— start of SOURCE RECORDS —
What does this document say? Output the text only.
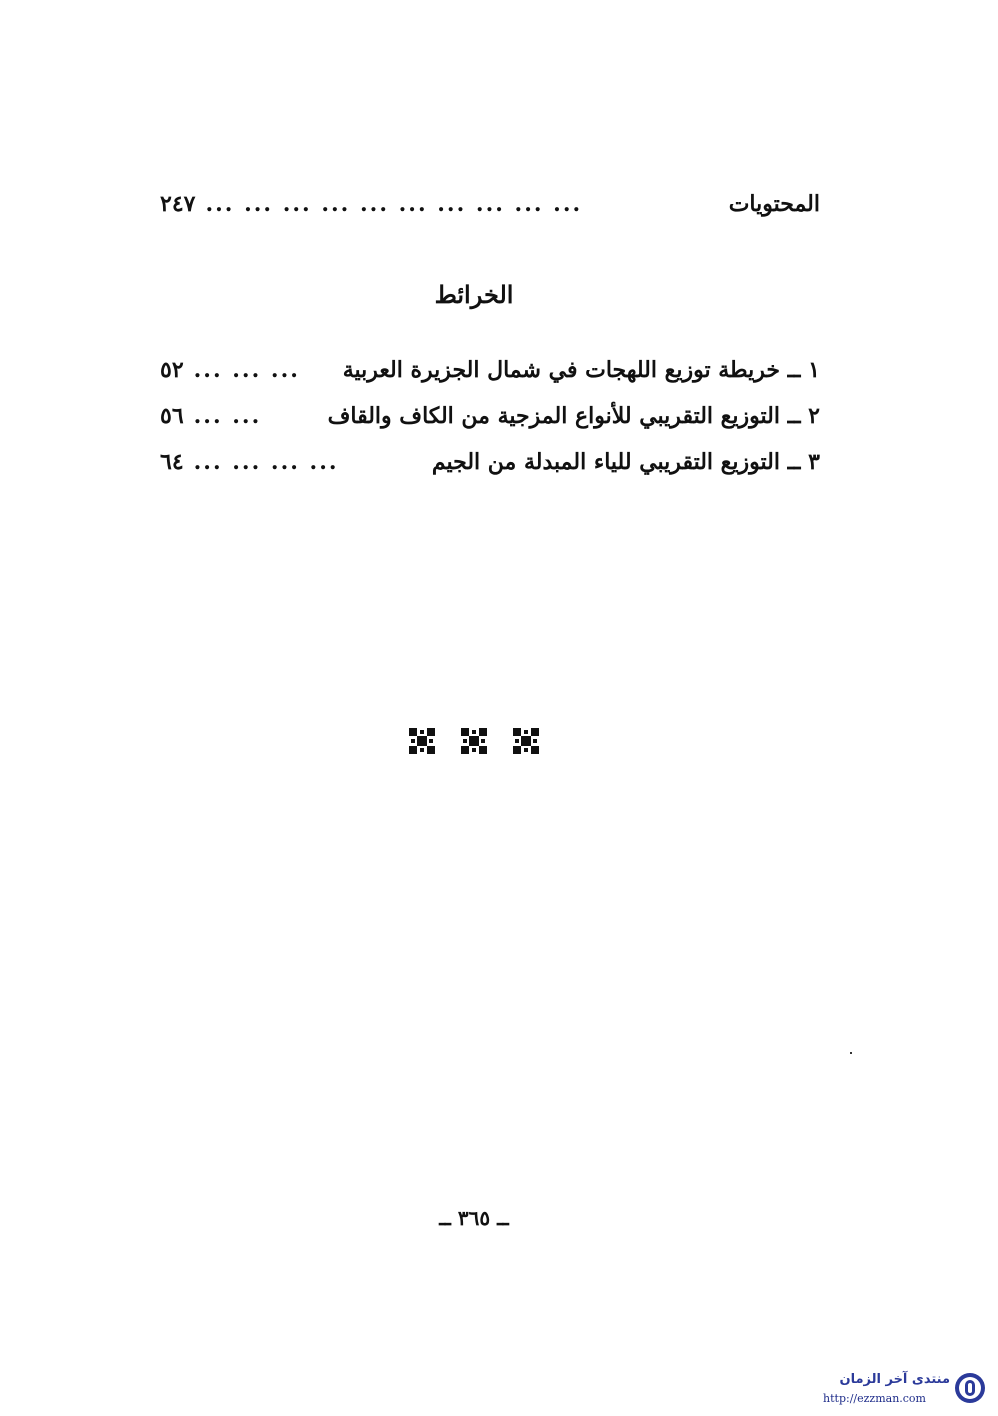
المحتويات
... ... ... ... ... ... ... ... ... ...
٢٤٧
الخرائط
١ ــ خريطة توزيع اللهجات في شمال الجزيرة العربية
... ... ...
٥٢
٢ ــ التوزيع التقريبي للأنواع المزجية من الكاف والقاف
... ...
٥٦
٣ ــ التوزيع التقريبي للياء المبدلة من الجيم
... ... ... ...
٦٤
ــ ٣٦٥ ــ
منتدى آخر الزمان
http://ezzman.com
— end of SOURCE RECORDS —
Write the records out again in full, exactly, and skip every picture.

RESPONSE FOR THIS EXERCISE:
What does this document say? Output the text only.
المحتويات
... ... ... ... ... ... ... ... ... ...
٢٤٧
الخرائط
١ ــ خريطة توزيع اللهجات في شمال الجزيرة العربية
... ... ...
٥٢
٢ ــ التوزيع التقريبي للأنواع المزجية من الكاف والقاف
... ...
٥٦
٣ ــ التوزيع التقريبي للياء المبدلة من الجيم
... ... ... ...
٦٤
ــ ٣٦٥ ــ
منتدى آخر الزمان
http://ezzman.com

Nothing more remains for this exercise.